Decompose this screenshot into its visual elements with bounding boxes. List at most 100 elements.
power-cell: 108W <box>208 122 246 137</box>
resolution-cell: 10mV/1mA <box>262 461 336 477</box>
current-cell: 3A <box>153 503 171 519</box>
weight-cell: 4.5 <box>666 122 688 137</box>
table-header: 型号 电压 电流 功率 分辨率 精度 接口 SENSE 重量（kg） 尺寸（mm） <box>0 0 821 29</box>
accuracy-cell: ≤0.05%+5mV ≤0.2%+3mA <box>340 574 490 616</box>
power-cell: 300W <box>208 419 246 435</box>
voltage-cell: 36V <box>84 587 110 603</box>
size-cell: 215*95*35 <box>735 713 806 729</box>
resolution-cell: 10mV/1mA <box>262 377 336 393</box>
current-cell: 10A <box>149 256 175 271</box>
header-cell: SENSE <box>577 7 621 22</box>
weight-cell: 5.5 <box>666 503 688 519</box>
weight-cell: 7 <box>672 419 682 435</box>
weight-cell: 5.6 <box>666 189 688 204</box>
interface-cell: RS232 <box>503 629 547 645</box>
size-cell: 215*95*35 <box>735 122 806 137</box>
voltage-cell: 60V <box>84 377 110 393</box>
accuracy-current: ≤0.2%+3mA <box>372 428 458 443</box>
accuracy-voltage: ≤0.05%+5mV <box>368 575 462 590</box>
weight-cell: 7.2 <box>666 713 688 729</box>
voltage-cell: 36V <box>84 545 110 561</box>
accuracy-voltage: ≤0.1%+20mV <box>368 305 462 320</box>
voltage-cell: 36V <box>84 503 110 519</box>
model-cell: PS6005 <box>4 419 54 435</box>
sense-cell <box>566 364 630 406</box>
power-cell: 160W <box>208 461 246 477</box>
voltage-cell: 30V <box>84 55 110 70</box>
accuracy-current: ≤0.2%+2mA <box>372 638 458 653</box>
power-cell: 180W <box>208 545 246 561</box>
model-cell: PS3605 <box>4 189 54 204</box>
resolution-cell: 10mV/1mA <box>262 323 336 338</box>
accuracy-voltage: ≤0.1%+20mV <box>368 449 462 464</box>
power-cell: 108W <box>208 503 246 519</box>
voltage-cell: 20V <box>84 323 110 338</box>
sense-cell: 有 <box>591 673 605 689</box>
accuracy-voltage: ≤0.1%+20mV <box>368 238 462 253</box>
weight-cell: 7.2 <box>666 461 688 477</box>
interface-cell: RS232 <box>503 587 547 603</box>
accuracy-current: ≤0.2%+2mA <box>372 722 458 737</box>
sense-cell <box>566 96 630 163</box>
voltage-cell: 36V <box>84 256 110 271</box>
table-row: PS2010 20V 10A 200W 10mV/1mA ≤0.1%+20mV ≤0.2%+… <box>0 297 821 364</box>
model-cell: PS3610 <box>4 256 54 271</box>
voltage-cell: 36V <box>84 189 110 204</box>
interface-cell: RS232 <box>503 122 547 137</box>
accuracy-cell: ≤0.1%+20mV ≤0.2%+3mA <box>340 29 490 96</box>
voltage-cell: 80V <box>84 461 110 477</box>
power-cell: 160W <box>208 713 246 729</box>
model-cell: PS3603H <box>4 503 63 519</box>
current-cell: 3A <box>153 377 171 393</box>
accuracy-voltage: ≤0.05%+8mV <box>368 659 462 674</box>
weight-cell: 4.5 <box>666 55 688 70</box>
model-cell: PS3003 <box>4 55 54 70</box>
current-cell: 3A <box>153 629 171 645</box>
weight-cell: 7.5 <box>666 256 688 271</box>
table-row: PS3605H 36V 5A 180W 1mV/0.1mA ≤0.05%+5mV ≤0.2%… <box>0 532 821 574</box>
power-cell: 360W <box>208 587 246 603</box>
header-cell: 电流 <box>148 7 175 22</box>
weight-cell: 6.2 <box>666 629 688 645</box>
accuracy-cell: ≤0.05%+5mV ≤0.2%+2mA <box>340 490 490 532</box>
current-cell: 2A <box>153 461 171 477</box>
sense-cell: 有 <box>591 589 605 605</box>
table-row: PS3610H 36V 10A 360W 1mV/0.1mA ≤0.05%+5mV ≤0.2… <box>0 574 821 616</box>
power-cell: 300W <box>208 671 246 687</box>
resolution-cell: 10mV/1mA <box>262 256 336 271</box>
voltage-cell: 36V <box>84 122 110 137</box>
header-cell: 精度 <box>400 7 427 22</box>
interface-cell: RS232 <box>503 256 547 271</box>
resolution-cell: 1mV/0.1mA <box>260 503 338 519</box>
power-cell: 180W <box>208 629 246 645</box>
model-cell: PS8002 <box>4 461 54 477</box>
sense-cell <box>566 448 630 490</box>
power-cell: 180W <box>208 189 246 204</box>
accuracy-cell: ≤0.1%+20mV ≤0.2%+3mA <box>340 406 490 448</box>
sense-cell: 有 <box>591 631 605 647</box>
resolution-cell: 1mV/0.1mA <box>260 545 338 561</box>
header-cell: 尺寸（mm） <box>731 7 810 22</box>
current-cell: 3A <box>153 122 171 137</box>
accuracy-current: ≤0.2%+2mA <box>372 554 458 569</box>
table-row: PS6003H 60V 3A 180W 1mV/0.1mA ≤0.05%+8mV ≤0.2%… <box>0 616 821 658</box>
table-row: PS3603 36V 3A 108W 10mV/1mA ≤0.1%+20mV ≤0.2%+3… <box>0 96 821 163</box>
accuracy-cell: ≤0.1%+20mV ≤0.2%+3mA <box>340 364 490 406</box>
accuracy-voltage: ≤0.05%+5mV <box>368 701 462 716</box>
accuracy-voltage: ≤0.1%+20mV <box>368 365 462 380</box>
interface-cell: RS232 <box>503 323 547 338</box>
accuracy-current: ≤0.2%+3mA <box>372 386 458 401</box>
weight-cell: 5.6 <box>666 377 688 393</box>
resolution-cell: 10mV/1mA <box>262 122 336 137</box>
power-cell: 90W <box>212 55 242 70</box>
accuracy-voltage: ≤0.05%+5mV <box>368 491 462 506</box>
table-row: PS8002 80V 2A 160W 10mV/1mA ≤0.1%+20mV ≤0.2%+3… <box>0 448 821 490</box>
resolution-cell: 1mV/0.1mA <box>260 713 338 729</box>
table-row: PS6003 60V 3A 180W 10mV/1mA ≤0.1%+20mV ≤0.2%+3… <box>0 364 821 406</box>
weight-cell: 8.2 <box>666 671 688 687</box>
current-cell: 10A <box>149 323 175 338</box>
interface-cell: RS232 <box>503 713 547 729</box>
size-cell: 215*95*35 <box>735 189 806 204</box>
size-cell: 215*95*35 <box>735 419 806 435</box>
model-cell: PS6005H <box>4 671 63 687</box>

● ● ● ● ● ● ●

## WORK TO DO
Update the lines above by changing every "RS232" to "RS485" and leaving everything else as it is.

## TASK RESULT
Decompose this screenshot into its visual elements with bounding boxes. List at most 100 elements.
power-cell: 108W <box>208 122 246 137</box>
resolution-cell: 10mV/1mA <box>262 461 336 477</box>
current-cell: 3A <box>153 503 171 519</box>
weight-cell: 4.5 <box>666 122 688 137</box>
table-header: 型号 电压 电流 功率 分辨率 精度 接口 SENSE 重量（kg） 尺寸（mm） <box>0 0 821 29</box>
accuracy-cell: ≤0.05%+5mV ≤0.2%+3mA <box>340 574 490 616</box>
power-cell: 300W <box>208 419 246 435</box>
voltage-cell: 36V <box>84 587 110 603</box>
size-cell: 215*95*35 <box>735 713 806 729</box>
resolution-cell: 10mV/1mA <box>262 377 336 393</box>
current-cell: 10A <box>149 256 175 271</box>
header-cell: SENSE <box>577 7 621 22</box>
weight-cell: 5.5 <box>666 503 688 519</box>
weight-cell: 7 <box>672 419 682 435</box>
weight-cell: 5.6 <box>666 189 688 204</box>
interface-cell: RS485 <box>503 629 547 645</box>
size-cell: 215*95*35 <box>735 122 806 137</box>
voltage-cell: 60V <box>84 377 110 393</box>
accuracy-current: ≤0.2%+3mA <box>372 428 458 443</box>
accuracy-voltage: ≤0.05%+5mV <box>368 575 462 590</box>
weight-cell: 7.2 <box>666 713 688 729</box>
voltage-cell: 36V <box>84 545 110 561</box>
accuracy-voltage: ≤0.1%+20mV <box>368 305 462 320</box>
voltage-cell: 36V <box>84 503 110 519</box>
model-cell: PS6005 <box>4 419 54 435</box>
sense-cell <box>566 364 630 406</box>
power-cell: 160W <box>208 461 246 477</box>
voltage-cell: 30V <box>84 55 110 70</box>
accuracy-current: ≤0.2%+2mA <box>372 638 458 653</box>
power-cell: 180W <box>208 545 246 561</box>
model-cell: PS3605 <box>4 189 54 204</box>
resolution-cell: 10mV/1mA <box>262 323 336 338</box>
accuracy-voltage: ≤0.1%+20mV <box>368 449 462 464</box>
power-cell: 108W <box>208 503 246 519</box>
voltage-cell: 20V <box>84 323 110 338</box>
sense-cell: 有 <box>591 673 605 689</box>
accuracy-voltage: ≤0.1%+20mV <box>368 238 462 253</box>
weight-cell: 7.2 <box>666 461 688 477</box>
interface-cell: RS485 <box>503 587 547 603</box>
accuracy-current: ≤0.2%+2mA <box>372 722 458 737</box>
sense-cell <box>566 96 630 163</box>
voltage-cell: 36V <box>84 256 110 271</box>
table-row: PS2010 20V 10A 200W 10mV/1mA ≤0.1%+20mV ≤0.2%+… <box>0 297 821 364</box>
model-cell: PS3610 <box>4 256 54 271</box>
voltage-cell: 36V <box>84 189 110 204</box>
interface-cell: RS485 <box>503 122 547 137</box>
accuracy-cell: ≤0.1%+20mV ≤0.2%+3mA <box>340 29 490 96</box>
voltage-cell: 80V <box>84 461 110 477</box>
power-cell: 160W <box>208 713 246 729</box>
model-cell: PS3603H <box>4 503 63 519</box>
current-cell: 3A <box>153 377 171 393</box>
accuracy-voltage: ≤0.05%+8mV <box>368 659 462 674</box>
weight-cell: 4.5 <box>666 55 688 70</box>
model-cell: PS3003 <box>4 55 54 70</box>
current-cell: 3A <box>153 629 171 645</box>
weight-cell: 7.5 <box>666 256 688 271</box>
table-row: PS3605H 36V 5A 180W 1mV/0.1mA ≤0.05%+5mV ≤0.2%… <box>0 532 821 574</box>
power-cell: 360W <box>208 587 246 603</box>
header-cell: 电流 <box>148 7 175 22</box>
weight-cell: 6.2 <box>666 629 688 645</box>
accuracy-cell: ≤0.05%+5mV ≤0.2%+2mA <box>340 490 490 532</box>
current-cell: 2A <box>153 461 171 477</box>
sense-cell: 有 <box>591 589 605 605</box>
table-row: PS3610H 36V 10A 360W 1mV/0.1mA ≤0.05%+5mV ≤0.2… <box>0 574 821 616</box>
power-cell: 300W <box>208 671 246 687</box>
resolution-cell: 10mV/1mA <box>262 256 336 271</box>
voltage-cell: 36V <box>84 122 110 137</box>
header-cell: 精度 <box>400 7 427 22</box>
interface-cell: RS485 <box>503 256 547 271</box>
resolution-cell: 1mV/0.1mA <box>260 503 338 519</box>
power-cell: 180W <box>208 629 246 645</box>
model-cell: PS8002 <box>4 461 54 477</box>
sense-cell <box>566 448 630 490</box>
power-cell: 180W <box>208 189 246 204</box>
accuracy-cell: ≤0.1%+20mV ≤0.2%+3mA <box>340 406 490 448</box>
sense-cell: 有 <box>591 631 605 647</box>
resolution-cell: 1mV/0.1mA <box>260 545 338 561</box>
header-cell: 尺寸（mm） <box>731 7 810 22</box>
current-cell: 3A <box>153 122 171 137</box>
accuracy-current: ≤0.2%+2mA <box>372 554 458 569</box>
table-row: PS6003H 60V 3A 180W 1mV/0.1mA ≤0.05%+8mV ≤0.2%… <box>0 616 821 658</box>
table-row: PS3603 36V 3A 108W 10mV/1mA ≤0.1%+20mV ≤0.2%+3… <box>0 96 821 163</box>
accuracy-cell: ≤0.1%+20mV ≤0.2%+3mA <box>340 364 490 406</box>
accuracy-voltage: ≤0.05%+5mV <box>368 701 462 716</box>
accuracy-voltage: ≤0.1%+20mV <box>368 365 462 380</box>
interface-cell: RS485 <box>503 323 547 338</box>
accuracy-current: ≤0.2%+3mA <box>372 386 458 401</box>
weight-cell: 5.6 <box>666 377 688 393</box>
resolution-cell: 10mV/1mA <box>262 122 336 137</box>
power-cell: 90W <box>212 55 242 70</box>
accuracy-voltage: ≤0.05%+5mV <box>368 491 462 506</box>
table-row: PS8002 80V 2A 160W 10mV/1mA ≤0.1%+20mV ≤0.2%+3… <box>0 448 821 490</box>
resolution-cell: 1mV/0.1mA <box>260 713 338 729</box>
table-row: PS6003 60V 3A 180W 10mV/1mA ≤0.1%+20mV ≤0.2%+3… <box>0 364 821 406</box>
weight-cell: 8.2 <box>666 671 688 687</box>
current-cell: 10A <box>149 323 175 338</box>
interface-cell: RS485 <box>503 713 547 729</box>
size-cell: 215*95*35 <box>735 189 806 204</box>
size-cell: 215*95*35 <box>735 419 806 435</box>
model-cell: PS6005H <box>4 671 63 687</box>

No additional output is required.